▸ **Your task**: Without including the pictures, copy out every line below.

— Start —

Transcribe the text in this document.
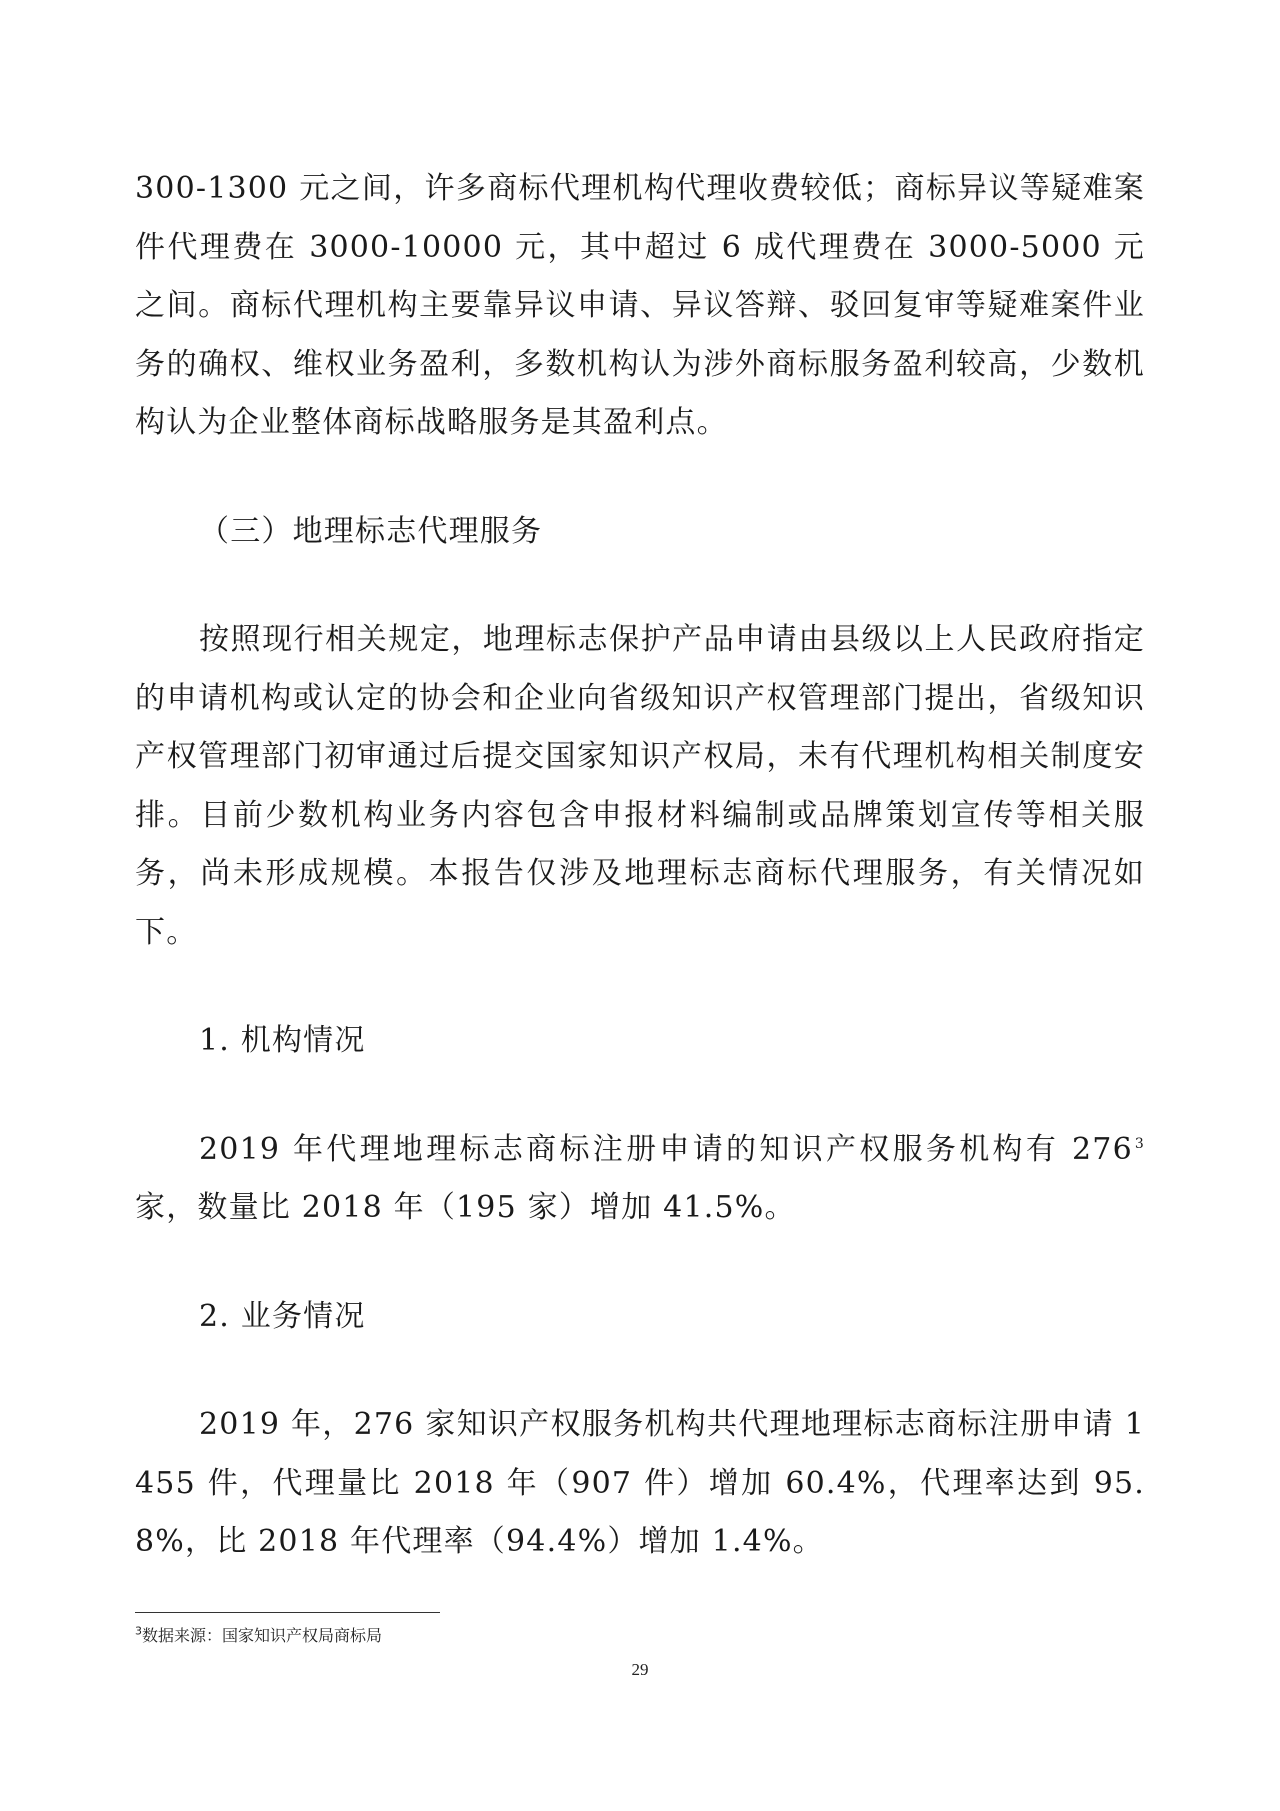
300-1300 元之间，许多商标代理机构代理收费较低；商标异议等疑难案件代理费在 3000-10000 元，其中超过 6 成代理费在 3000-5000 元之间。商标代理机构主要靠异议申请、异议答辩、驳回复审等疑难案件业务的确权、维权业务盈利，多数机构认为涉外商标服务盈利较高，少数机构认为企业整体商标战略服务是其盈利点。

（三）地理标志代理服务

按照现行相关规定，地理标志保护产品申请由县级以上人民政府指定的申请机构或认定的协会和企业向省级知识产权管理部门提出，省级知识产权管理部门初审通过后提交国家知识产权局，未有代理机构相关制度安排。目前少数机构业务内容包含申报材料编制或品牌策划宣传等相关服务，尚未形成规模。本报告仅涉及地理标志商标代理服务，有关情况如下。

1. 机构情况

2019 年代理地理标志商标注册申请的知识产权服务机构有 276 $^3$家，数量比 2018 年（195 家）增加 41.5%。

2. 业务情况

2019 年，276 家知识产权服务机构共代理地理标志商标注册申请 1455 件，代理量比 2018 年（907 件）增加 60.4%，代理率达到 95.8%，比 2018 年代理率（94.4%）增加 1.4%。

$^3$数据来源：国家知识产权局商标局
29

— End —

▸ **Solution to this task**:
Transcribe the text in this document.
300-1300 元之间，许多商标代理机构代理收费较低；商标异议等疑难案件代理费在 3000-10000 元，其中超过 6 成代理费在 3000-5000 元之间。商标代理机构主要靠异议申请、异议答辩、驳回复审等疑难案件业务的确权、维权业务盈利，多数机构认为涉外商标服务盈利较高，少数机构认为企业整体商标战略服务是其盈利点。

（三）地理标志代理服务

按照现行相关规定，地理标志保护产品申请由县级以上人民政府指定的申请机构或认定的协会和企业向省级知识产权管理部门提出，省级知识产权管理部门初审通过后提交国家知识产权局，未有代理机构相关制度安排。目前少数机构业务内容包含申报材料编制或品牌策划宣传等相关服务，尚未形成规模。本报告仅涉及地理标志商标代理服务，有关情况如下。

1. 机构情况

2019 年代理地理标志商标注册申请的知识产权服务机构有 276 $^3$家，数量比 2018 年（195 家）增加 41.5%。

2. 业务情况

2019 年，276 家知识产权服务机构共代理地理标志商标注册申请 1455 件，代理量比 2018 年（907 件）增加 60.4%，代理率达到 95.8%，比 2018 年代理率（94.4%）增加 1.4%。

$^3$数据来源：国家知识产权局商标局
29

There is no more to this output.